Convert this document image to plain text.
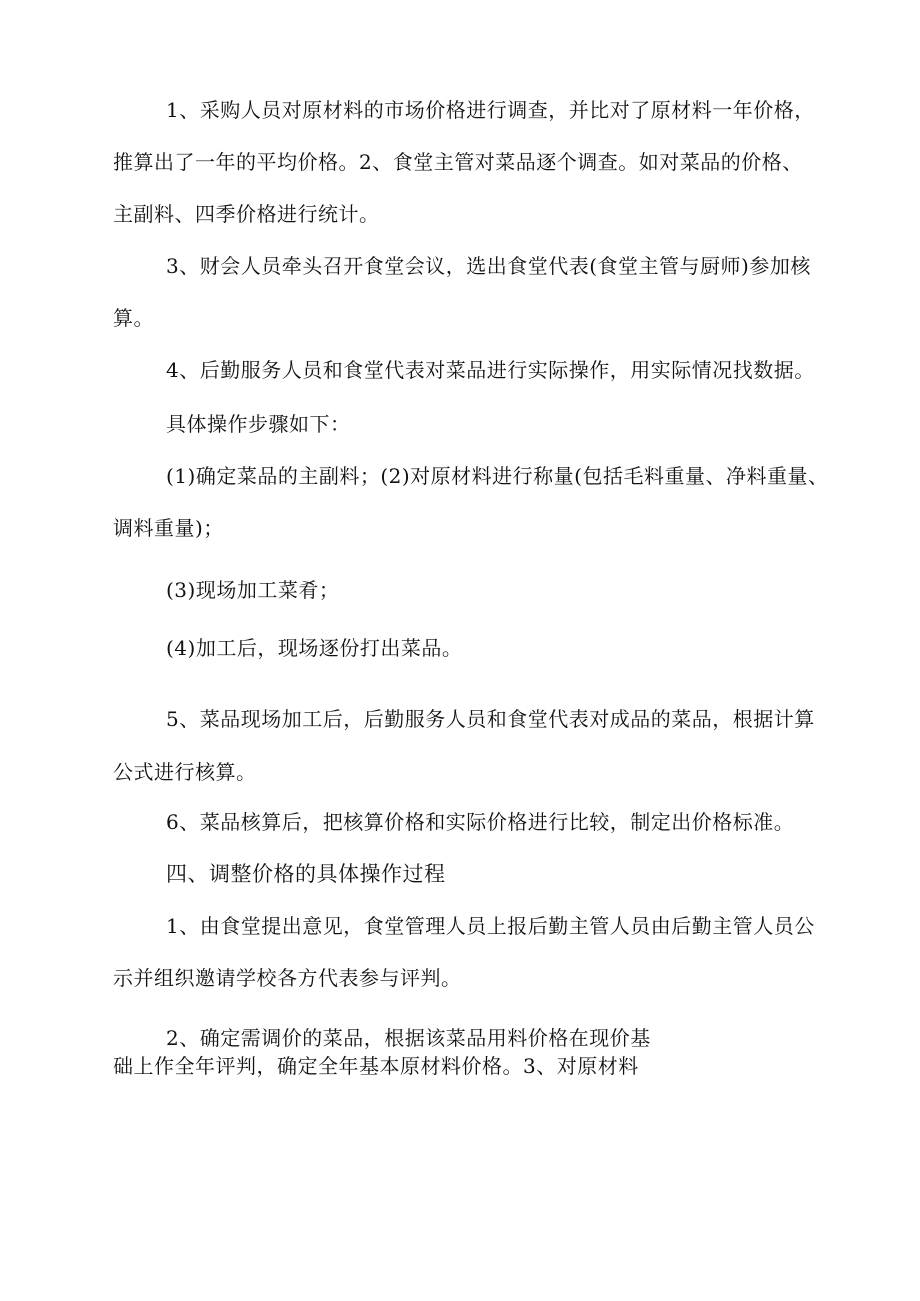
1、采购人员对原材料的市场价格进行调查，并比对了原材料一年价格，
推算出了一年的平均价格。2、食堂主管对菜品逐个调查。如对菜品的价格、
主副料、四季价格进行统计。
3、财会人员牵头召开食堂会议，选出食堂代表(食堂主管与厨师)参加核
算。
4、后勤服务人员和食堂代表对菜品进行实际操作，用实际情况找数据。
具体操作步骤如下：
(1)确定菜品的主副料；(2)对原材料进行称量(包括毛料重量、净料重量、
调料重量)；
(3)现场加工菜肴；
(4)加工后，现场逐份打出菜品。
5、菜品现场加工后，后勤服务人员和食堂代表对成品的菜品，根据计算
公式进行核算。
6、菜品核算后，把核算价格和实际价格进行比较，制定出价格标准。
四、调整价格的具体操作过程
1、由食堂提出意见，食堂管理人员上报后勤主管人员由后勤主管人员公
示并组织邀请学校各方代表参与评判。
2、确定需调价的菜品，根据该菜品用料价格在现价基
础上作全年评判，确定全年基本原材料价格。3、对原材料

━━━━━━━━━━━━━━━━━━━━━━━━━━━━━━

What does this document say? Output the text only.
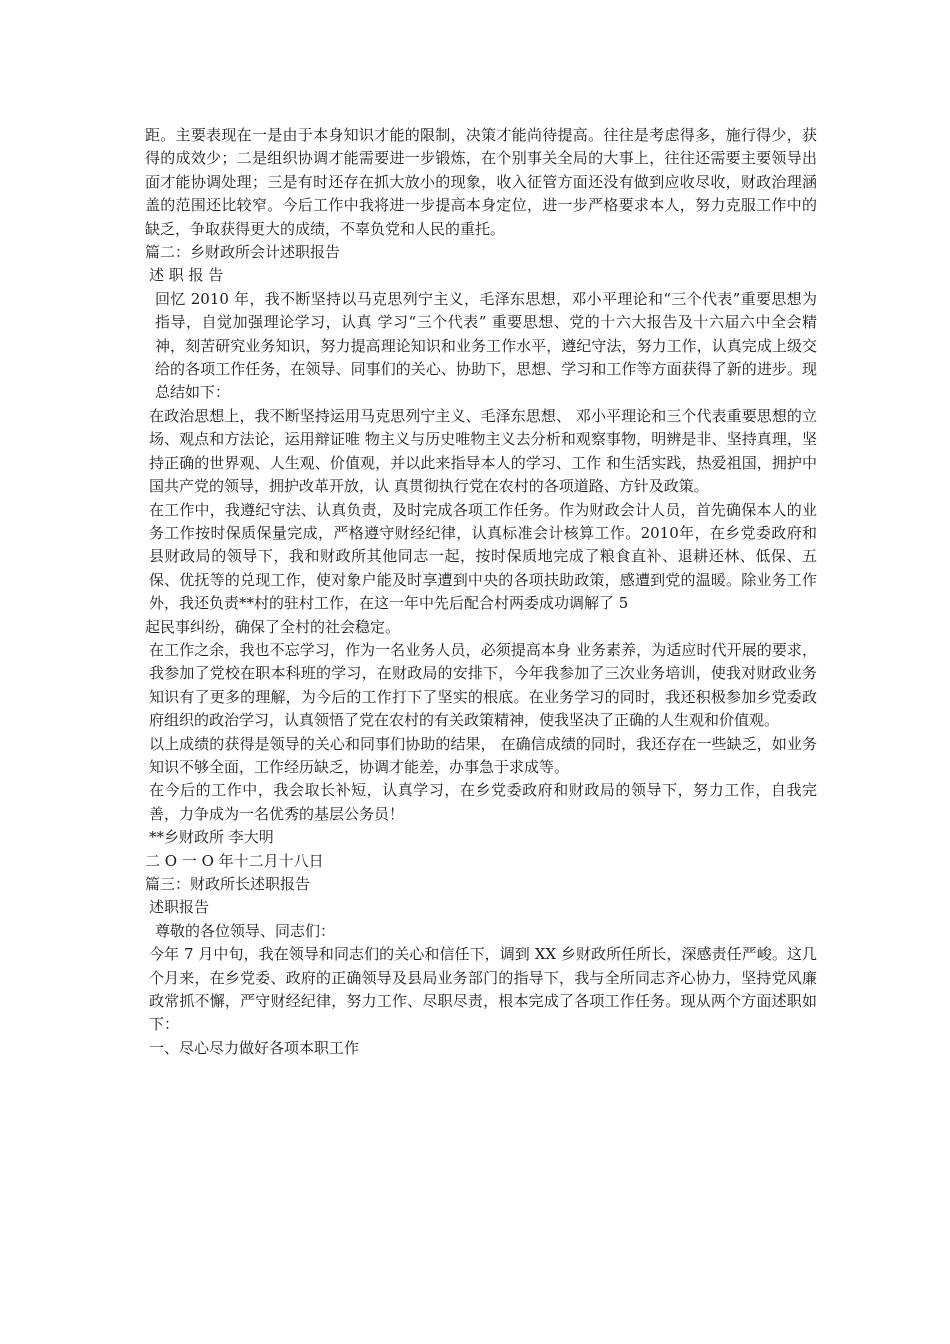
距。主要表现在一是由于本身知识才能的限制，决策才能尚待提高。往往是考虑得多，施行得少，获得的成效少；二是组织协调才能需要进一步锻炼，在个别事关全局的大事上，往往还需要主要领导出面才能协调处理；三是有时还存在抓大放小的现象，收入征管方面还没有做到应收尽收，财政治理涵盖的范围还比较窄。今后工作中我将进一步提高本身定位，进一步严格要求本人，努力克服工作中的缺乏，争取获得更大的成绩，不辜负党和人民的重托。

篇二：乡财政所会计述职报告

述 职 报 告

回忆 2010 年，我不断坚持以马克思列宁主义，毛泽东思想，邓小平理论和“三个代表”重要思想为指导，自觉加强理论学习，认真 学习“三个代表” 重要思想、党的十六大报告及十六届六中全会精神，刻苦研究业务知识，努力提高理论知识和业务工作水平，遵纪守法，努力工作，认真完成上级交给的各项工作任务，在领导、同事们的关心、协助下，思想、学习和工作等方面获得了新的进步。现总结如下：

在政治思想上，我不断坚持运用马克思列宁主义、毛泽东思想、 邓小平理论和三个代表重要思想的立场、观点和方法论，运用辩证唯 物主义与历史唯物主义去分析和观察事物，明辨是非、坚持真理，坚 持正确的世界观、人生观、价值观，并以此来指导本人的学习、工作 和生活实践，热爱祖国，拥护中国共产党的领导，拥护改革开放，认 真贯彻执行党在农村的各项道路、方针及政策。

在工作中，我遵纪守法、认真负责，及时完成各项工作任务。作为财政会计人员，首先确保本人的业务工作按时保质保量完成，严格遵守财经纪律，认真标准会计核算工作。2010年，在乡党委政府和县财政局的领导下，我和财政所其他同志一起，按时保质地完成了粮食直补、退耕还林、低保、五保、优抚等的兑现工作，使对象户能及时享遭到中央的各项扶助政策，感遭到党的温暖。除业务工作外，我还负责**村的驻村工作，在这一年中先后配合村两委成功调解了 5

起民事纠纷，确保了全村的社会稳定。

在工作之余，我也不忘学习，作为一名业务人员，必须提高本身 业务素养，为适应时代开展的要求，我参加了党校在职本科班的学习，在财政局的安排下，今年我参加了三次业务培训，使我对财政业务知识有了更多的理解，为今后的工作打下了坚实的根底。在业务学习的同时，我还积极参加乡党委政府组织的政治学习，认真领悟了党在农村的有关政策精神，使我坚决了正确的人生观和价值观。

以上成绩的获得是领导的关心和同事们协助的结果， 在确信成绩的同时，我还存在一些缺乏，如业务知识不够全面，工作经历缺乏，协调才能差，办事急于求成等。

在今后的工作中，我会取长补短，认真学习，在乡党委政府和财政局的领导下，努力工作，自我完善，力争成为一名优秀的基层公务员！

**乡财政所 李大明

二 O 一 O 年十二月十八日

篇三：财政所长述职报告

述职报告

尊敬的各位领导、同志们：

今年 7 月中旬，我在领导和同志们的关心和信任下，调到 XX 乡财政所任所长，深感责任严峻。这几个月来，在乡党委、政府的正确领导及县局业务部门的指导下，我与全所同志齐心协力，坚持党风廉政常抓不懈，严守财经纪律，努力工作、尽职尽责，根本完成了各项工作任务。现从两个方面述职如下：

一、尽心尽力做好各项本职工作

━━━━━━━━━━━━━━━━━━━━━━━━━━━━━━

Check each line above for "努力工作" and return the ones that have it.

• _Answer_:
回忆 2010 年，我不断坚持以马克思列宁主义，毛泽东思想，邓小平理论和“三个代表”重要思想为指导，自觉加强理论学习，认真 学习“三个代表” 重要思想、党的十六大报告及十六届六中全会精神，刻苦研究业务知识，努力提高理论知识和业务工作水平，遵纪守法，努力工作，认真完成上级交给的各项工作任务，在领导、同事们的关心、协助下，思想、学习和工作等方面获得了新的进步。现总结如下：
在今后的工作中，我会取长补短，认真学习，在乡党委政府和财政局的领导下，努力工作，自我完善，力争成为一名优秀的基层公务员！
今年 7 月中旬，我在领导和同志们的关心和信任下，调到 XX 乡财政所任所长，深感责任严峻。这几个月来，在乡党委、政府的正确领导及县局业务部门的指导下，我与全所同志齐心协力，坚持党风廉政常抓不懈，严守财经纪律，努力工作、尽职尽责，根本完成了各项工作任务。现从两个方面述职如下：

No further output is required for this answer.